• **Extracted records**
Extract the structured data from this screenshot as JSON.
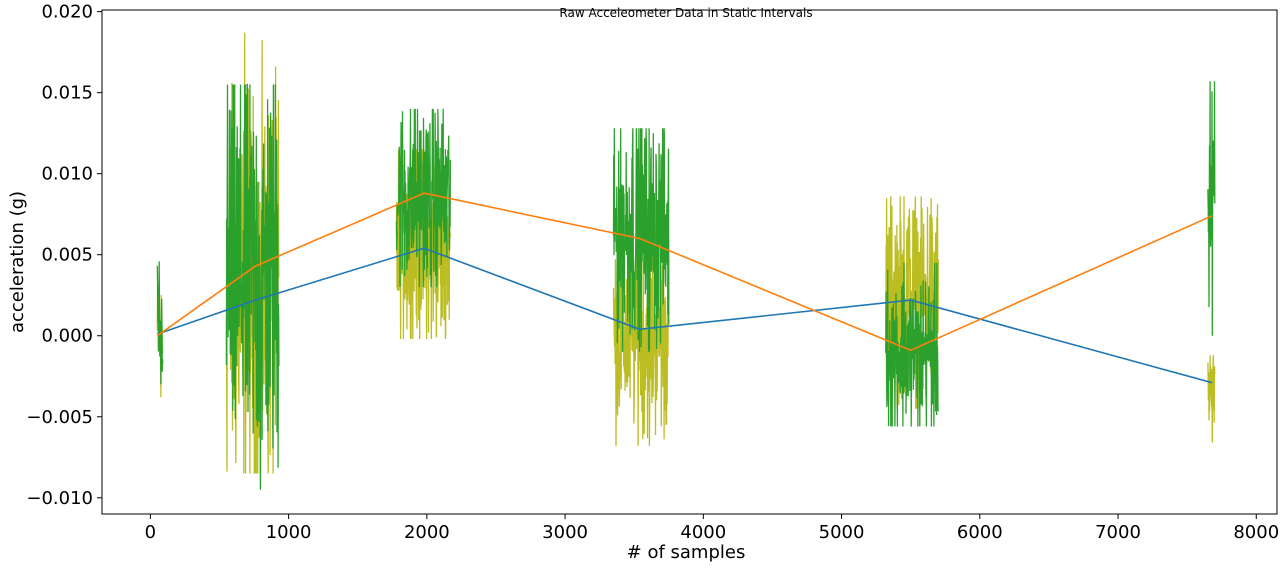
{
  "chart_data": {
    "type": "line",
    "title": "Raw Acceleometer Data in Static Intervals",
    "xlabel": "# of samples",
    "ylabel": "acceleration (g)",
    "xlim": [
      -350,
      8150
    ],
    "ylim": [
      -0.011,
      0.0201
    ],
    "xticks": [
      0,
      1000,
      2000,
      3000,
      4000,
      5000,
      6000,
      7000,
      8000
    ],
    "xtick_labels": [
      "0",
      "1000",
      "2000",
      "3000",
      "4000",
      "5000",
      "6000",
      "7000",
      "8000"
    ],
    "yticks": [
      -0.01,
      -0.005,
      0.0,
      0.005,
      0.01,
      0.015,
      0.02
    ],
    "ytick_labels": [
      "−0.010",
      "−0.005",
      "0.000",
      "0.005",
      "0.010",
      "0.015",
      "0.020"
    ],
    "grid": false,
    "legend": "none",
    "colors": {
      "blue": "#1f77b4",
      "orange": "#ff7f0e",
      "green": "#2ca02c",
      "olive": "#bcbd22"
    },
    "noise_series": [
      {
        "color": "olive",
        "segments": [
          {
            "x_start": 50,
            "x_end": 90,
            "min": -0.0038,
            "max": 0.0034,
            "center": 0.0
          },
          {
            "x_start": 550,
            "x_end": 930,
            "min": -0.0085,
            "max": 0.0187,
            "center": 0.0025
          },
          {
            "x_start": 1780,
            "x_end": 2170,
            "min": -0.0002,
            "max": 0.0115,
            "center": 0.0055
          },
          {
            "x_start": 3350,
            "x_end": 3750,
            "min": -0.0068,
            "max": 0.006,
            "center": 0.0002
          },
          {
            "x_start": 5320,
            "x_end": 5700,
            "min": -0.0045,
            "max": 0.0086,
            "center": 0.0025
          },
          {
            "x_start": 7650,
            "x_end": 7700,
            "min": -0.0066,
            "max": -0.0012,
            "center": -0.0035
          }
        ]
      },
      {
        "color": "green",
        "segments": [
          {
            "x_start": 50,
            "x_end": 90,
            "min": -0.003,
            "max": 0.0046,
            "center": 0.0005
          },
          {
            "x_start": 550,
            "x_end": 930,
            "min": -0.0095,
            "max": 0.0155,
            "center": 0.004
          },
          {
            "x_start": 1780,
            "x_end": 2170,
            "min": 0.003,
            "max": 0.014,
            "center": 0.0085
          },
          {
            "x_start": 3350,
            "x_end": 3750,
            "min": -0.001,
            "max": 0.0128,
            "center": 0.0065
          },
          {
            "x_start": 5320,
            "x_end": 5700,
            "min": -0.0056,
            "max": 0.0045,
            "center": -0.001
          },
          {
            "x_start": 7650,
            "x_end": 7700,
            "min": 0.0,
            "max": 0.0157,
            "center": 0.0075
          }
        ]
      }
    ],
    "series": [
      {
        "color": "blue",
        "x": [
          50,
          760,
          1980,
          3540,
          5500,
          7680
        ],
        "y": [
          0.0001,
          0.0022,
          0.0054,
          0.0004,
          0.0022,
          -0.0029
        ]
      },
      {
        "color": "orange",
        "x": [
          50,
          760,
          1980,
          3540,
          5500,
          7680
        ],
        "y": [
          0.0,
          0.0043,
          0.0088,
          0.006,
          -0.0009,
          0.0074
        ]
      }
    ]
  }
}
==
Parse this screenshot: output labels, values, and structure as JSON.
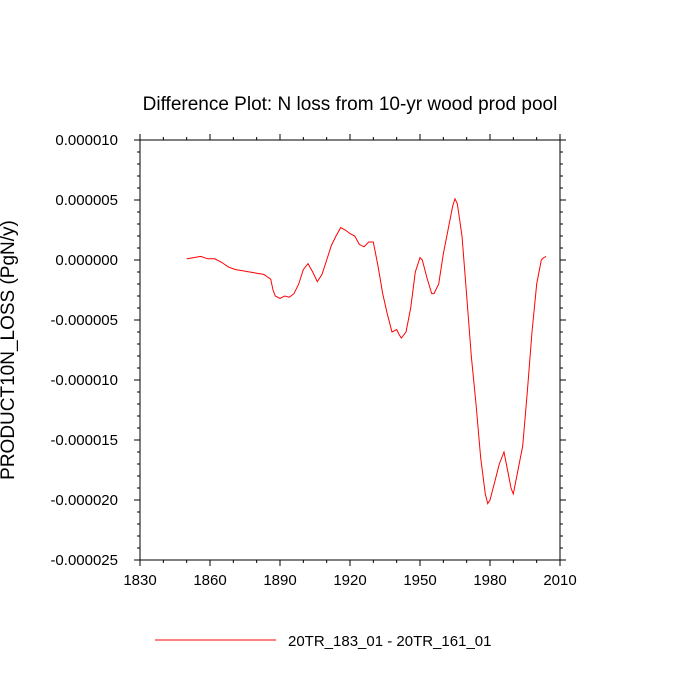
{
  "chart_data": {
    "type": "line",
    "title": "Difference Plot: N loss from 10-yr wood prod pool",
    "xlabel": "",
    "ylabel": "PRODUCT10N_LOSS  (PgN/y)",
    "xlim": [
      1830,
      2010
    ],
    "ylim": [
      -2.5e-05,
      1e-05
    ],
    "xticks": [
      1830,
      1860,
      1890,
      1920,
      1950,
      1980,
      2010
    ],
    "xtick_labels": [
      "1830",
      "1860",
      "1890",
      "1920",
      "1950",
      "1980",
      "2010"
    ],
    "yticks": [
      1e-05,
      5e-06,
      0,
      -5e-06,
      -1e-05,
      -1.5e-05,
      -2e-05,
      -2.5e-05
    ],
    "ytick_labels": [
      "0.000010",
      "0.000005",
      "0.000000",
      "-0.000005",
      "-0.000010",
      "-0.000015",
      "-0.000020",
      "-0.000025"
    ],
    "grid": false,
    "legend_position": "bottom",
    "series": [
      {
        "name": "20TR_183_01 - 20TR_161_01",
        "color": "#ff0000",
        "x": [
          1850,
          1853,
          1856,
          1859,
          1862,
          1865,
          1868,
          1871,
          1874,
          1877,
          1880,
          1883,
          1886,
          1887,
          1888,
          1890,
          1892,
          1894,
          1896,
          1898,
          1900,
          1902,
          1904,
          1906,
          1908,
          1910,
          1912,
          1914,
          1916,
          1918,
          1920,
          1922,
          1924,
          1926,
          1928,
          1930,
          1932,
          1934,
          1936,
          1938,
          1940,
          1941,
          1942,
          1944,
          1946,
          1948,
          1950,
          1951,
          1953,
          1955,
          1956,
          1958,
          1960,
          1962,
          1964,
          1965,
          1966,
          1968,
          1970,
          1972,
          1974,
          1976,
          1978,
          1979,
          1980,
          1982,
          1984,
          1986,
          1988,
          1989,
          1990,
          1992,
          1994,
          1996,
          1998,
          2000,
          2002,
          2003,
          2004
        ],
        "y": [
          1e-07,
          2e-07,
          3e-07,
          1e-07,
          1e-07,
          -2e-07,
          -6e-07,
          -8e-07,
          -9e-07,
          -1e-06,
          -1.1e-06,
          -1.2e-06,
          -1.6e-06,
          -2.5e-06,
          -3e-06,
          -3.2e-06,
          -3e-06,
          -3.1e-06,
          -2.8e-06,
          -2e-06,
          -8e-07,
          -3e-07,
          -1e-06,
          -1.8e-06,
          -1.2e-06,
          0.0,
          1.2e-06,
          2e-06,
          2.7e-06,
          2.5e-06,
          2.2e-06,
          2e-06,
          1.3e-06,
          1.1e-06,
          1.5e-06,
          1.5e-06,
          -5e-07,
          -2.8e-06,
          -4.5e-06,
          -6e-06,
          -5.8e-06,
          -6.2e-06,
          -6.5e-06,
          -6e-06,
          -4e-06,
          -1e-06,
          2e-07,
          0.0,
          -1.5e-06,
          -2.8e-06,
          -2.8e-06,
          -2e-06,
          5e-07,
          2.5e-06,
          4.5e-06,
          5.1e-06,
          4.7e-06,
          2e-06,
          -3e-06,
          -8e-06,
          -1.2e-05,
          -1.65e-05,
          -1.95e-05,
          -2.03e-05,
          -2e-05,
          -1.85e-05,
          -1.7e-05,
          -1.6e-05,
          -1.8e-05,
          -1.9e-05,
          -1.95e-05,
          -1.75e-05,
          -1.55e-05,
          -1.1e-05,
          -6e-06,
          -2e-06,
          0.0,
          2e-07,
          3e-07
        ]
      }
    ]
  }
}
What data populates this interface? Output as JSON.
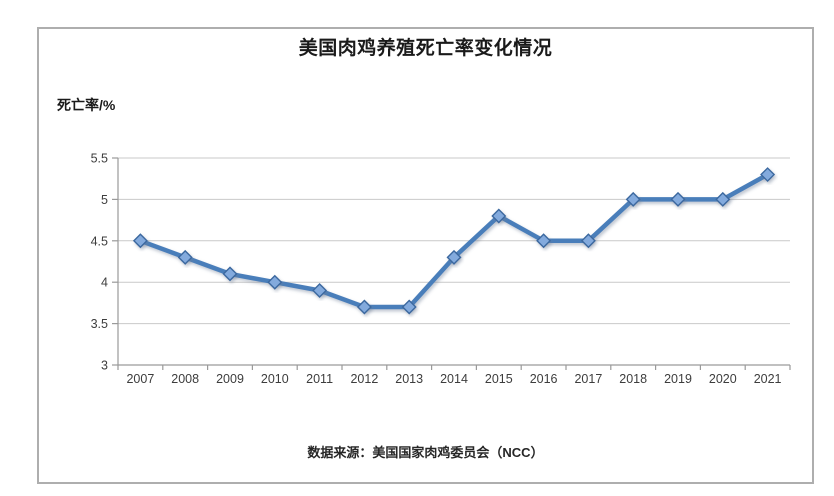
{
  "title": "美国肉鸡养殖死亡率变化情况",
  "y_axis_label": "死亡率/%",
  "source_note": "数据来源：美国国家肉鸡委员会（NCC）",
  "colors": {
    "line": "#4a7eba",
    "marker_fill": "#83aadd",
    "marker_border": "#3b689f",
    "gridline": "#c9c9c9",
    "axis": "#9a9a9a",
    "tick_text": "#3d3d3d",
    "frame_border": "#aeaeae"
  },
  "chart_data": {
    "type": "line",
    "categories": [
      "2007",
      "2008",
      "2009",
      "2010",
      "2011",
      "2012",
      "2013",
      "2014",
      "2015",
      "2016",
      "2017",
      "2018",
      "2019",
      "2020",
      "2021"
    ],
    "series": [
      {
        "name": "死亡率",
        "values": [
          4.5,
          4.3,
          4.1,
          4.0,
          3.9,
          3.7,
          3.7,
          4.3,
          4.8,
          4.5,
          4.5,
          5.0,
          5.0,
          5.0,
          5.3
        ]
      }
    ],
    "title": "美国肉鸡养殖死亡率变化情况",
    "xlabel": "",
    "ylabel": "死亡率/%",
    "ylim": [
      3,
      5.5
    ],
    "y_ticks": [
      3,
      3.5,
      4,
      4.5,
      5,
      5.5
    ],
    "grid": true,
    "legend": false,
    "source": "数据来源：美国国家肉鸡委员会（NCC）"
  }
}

• **Task description**
Filter the entries above down to the lines containing the word "JSON".

• **Result of this task**
Extract the structured data from this screenshot as JSON.
Parse this screenshot: output labels, values, and structure as JSON.
What data populates this interface? Output as JSON.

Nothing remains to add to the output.